TO BE DONE: Show, in full, each line of the data that contains "correct".

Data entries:
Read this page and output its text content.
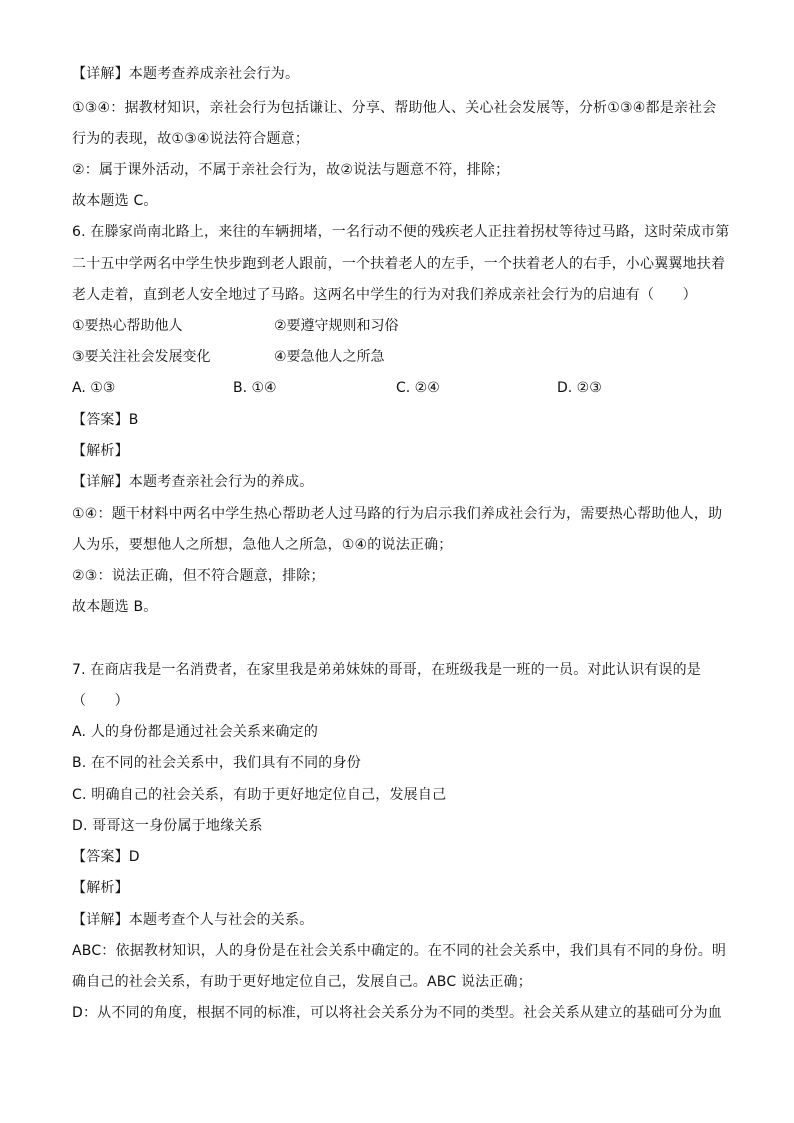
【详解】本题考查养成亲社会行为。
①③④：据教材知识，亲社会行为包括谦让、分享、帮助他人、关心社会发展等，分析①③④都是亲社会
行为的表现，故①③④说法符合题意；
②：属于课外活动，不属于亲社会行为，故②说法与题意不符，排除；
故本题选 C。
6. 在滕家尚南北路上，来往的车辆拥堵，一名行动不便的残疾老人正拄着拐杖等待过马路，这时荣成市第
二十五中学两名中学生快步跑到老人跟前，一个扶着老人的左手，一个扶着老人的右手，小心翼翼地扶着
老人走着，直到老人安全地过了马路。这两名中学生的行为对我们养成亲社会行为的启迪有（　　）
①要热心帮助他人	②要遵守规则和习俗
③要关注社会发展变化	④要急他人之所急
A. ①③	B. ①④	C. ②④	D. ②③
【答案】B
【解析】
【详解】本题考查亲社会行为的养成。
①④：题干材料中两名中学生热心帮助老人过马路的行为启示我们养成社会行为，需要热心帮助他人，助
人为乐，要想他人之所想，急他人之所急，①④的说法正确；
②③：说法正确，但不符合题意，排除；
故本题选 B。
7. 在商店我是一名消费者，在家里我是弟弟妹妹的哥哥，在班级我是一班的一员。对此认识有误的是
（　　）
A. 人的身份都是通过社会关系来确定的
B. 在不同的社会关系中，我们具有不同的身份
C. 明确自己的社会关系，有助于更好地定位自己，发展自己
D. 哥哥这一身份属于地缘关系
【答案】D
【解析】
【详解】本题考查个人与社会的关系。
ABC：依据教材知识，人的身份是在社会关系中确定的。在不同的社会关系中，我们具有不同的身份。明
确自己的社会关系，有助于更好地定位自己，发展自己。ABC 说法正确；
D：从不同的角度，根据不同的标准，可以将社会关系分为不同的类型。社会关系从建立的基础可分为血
---
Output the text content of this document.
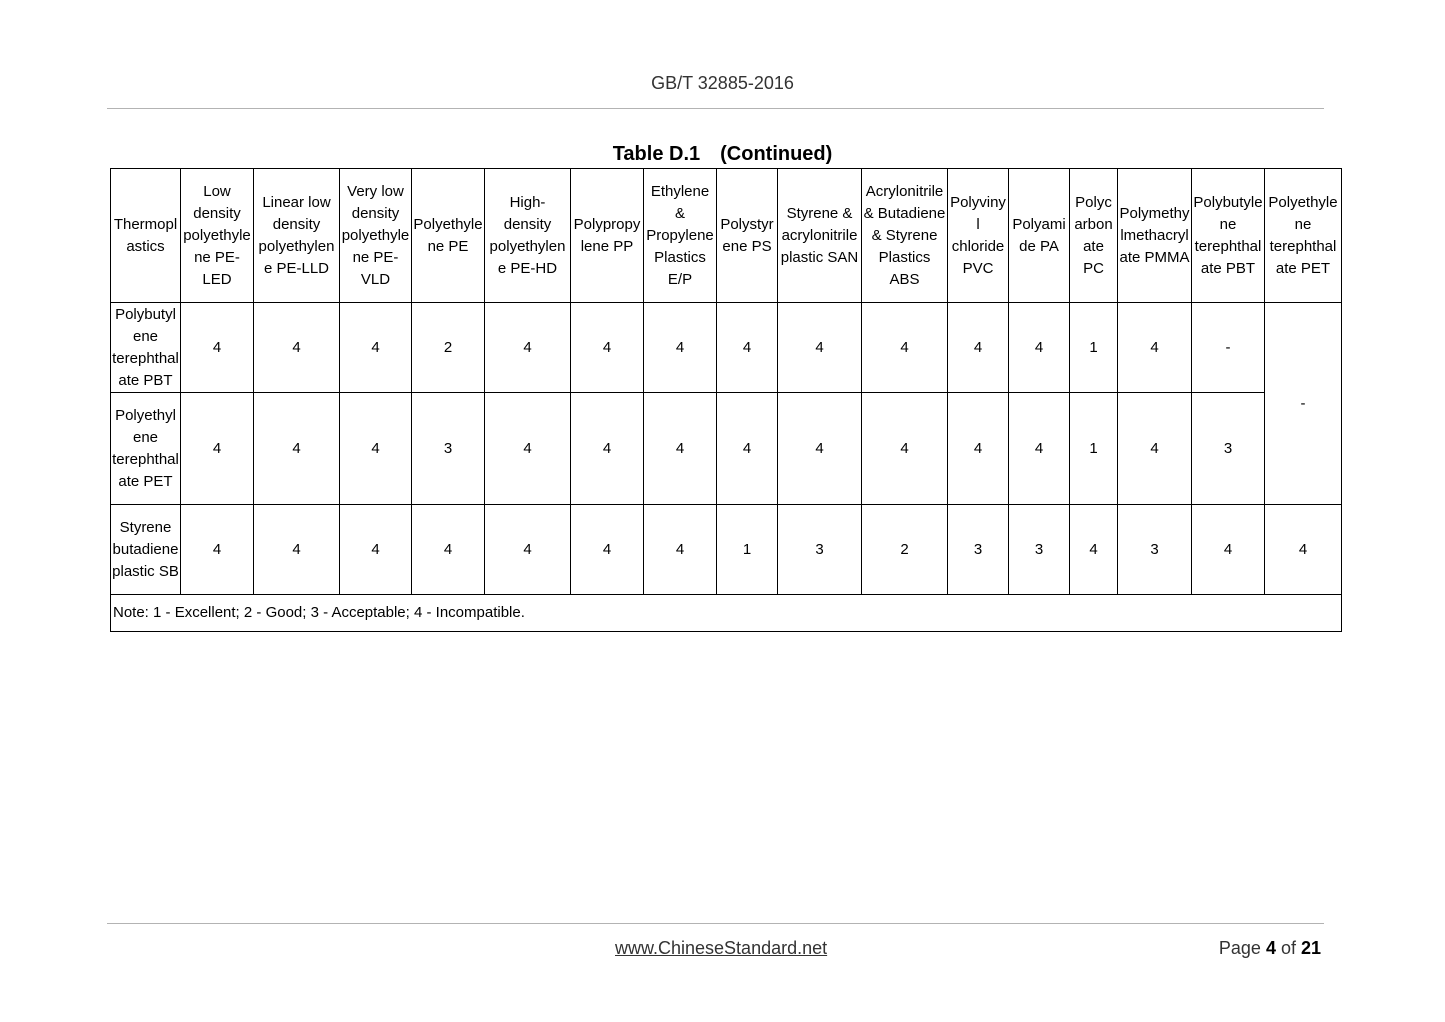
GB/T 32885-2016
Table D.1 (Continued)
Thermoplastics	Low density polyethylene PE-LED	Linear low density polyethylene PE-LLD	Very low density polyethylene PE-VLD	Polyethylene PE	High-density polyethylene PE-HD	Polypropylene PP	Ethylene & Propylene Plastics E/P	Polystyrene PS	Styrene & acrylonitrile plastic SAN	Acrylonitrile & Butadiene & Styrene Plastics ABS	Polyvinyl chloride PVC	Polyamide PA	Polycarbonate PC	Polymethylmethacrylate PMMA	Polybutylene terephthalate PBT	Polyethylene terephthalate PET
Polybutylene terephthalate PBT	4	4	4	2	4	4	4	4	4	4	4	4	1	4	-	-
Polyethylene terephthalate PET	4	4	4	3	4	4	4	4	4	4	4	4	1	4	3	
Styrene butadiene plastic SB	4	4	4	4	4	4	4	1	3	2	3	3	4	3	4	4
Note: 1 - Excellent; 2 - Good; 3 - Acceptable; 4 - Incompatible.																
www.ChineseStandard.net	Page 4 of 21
...
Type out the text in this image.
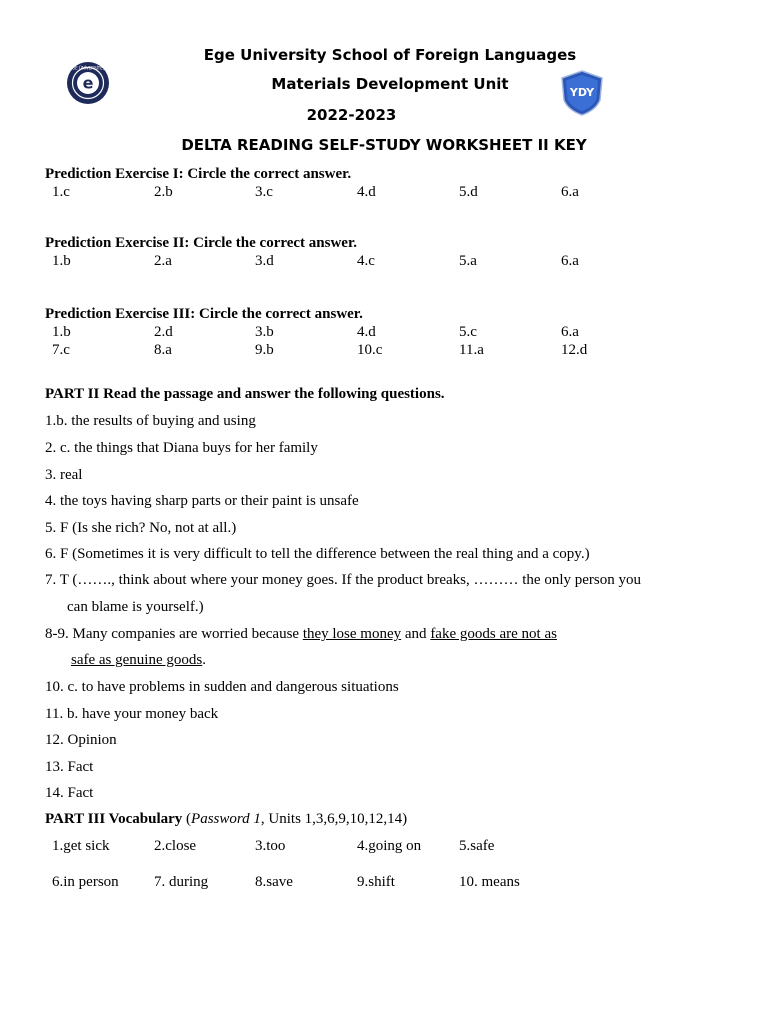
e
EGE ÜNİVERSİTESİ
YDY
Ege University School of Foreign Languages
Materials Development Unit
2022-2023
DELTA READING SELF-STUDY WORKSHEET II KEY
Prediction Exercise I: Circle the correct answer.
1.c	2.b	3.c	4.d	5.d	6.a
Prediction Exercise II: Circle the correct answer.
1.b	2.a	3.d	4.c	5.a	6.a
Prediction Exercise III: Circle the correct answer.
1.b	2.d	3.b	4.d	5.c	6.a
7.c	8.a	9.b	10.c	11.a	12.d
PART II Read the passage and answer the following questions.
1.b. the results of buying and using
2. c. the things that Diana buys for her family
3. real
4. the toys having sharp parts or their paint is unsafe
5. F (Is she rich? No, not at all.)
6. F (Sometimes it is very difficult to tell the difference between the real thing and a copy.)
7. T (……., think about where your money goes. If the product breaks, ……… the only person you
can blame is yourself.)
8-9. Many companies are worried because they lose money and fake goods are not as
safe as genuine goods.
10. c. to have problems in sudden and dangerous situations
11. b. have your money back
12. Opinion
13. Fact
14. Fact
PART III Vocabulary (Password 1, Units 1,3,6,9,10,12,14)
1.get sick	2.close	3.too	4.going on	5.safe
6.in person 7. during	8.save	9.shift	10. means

EXPECTED ANSWER:
Prediction Exercise I: Circle the correct answer.
Prediction Exercise II: Circle the correct answer.
Prediction Exercise III: Circle the correct answer.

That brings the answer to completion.